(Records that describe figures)
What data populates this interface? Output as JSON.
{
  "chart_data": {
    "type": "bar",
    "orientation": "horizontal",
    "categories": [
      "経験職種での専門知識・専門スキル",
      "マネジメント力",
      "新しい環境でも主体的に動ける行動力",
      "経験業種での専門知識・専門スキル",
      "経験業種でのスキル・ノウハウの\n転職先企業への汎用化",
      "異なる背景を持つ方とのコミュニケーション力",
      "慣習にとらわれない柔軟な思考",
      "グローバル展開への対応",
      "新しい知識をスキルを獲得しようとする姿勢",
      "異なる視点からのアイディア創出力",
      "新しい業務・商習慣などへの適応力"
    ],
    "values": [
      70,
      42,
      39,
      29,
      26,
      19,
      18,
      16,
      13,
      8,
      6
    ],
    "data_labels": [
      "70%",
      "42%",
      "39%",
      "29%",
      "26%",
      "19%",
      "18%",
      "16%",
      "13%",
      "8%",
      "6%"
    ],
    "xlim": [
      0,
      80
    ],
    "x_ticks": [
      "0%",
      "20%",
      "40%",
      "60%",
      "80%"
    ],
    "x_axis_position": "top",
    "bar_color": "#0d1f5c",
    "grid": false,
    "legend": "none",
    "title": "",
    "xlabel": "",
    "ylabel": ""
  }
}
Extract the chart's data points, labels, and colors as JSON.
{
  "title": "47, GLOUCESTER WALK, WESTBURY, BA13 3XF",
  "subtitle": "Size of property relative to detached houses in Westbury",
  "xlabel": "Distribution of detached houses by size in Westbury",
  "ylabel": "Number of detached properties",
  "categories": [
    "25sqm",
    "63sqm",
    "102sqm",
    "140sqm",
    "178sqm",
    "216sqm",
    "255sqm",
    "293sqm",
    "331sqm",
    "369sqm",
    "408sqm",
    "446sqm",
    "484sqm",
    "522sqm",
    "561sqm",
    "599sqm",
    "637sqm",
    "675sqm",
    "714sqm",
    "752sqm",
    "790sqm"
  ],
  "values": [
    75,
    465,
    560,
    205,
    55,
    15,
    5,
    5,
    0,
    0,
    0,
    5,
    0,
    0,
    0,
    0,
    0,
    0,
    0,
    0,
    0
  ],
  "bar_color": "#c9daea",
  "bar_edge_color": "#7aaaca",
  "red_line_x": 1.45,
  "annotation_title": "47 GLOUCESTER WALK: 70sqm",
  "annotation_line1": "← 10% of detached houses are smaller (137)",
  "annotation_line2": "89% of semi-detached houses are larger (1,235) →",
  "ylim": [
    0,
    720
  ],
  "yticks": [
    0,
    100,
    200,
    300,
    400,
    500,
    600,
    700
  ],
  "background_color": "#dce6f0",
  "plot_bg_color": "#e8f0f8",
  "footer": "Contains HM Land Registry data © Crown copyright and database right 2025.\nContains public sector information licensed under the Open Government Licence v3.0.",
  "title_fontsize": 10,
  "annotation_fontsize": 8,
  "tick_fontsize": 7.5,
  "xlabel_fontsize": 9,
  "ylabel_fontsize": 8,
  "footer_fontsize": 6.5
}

What you will do -
Nothing should be left out: repeat all of the data exactly.

Answer to the exercise -
What data populates this interface? Output as JSON.
{
  "chart_data": {
    "type": "bar",
    "orientation": "horizontal",
    "categories": [
      "経験職種での専門知識・専門スキル",
      "マネジメント力",
      "新しい環境でも主体的に動ける行動力",
      "経験業種での専門知識・専門スキル",
      "経験業種でのスキル・ノウハウの\n転職先企業への汎用化",
      "異なる背景を持つ方とのコミュニケーション力",
      "慣習にとらわれない柔軟な思考",
      "グローバル展開への対応",
      "新しい知識をスキルを獲得しようとする姿勢",
      "異なる視点からのアイディア創出力",
      "新しい業務・商習慣などへの適応力"
    ],
    "values": [
      70,
      42,
      39,
      29,
      26,
      19,
      18,
      16,
      13,
      8,
      6
    ],
    "data_labels": [
      "70%",
      "42%",
      "39%",
      "29%",
      "26%",
      "19%",
      "18%",
      "16%",
      "13%",
      "8%",
      "6%"
    ],
    "xlim": [
      0,
      80
    ],
    "x_ticks": [
      "0%",
      "20%",
      "40%",
      "60%",
      "80%"
    ],
    "x_axis_position": "top",
    "bar_color": "#0d1f5c",
    "grid": false,
    "legend": "none",
    "title": "",
    "xlabel": "",
    "ylabel": ""
  }
}
Extract the chart's data points, labels, and colors as JSON.
{
  "title": "47, GLOUCESTER WALK, WESTBURY, BA13 3XF",
  "subtitle": "Size of property relative to detached houses in Westbury",
  "xlabel": "Distribution of detached houses by size in Westbury",
  "ylabel": "Number of detached properties",
  "categories": [
    "25sqm",
    "63sqm",
    "102sqm",
    "140sqm",
    "178sqm",
    "216sqm",
    "255sqm",
    "293sqm",
    "331sqm",
    "369sqm",
    "408sqm",
    "446sqm",
    "484sqm",
    "522sqm",
    "561sqm",
    "599sqm",
    "637sqm",
    "675sqm",
    "714sqm",
    "752sqm",
    "790sqm"
  ],
  "values": [
    75,
    465,
    560,
    205,
    55,
    15,
    5,
    5,
    0,
    0,
    0,
    5,
    0,
    0,
    0,
    0,
    0,
    0,
    0,
    0,
    0
  ],
  "bar_color": "#c9daea",
  "bar_edge_color": "#7aaaca",
  "red_line_x": 1.45,
  "annotation_title": "47 GLOUCESTER WALK: 70sqm",
  "annotation_line1": "← 10% of detached houses are smaller (137)",
  "annotation_line2": "89% of semi-detached houses are larger (1,235) →",
  "ylim": [
    0,
    720
  ],
  "yticks": [
    0,
    100,
    200,
    300,
    400,
    500,
    600,
    700
  ],
  "background_color": "#dce6f0",
  "plot_bg_color": "#e8f0f8",
  "footer": "Contains HM Land Registry data © Crown copyright and database right 2025.\nContains public sector information licensed under the Open Government Licence v3.0.",
  "title_fontsize": 10,
  "annotation_fontsize": 8,
  "tick_fontsize": 7.5,
  "xlabel_fontsize": 9,
  "ylabel_fontsize": 8,
  "footer_fontsize": 6.5
}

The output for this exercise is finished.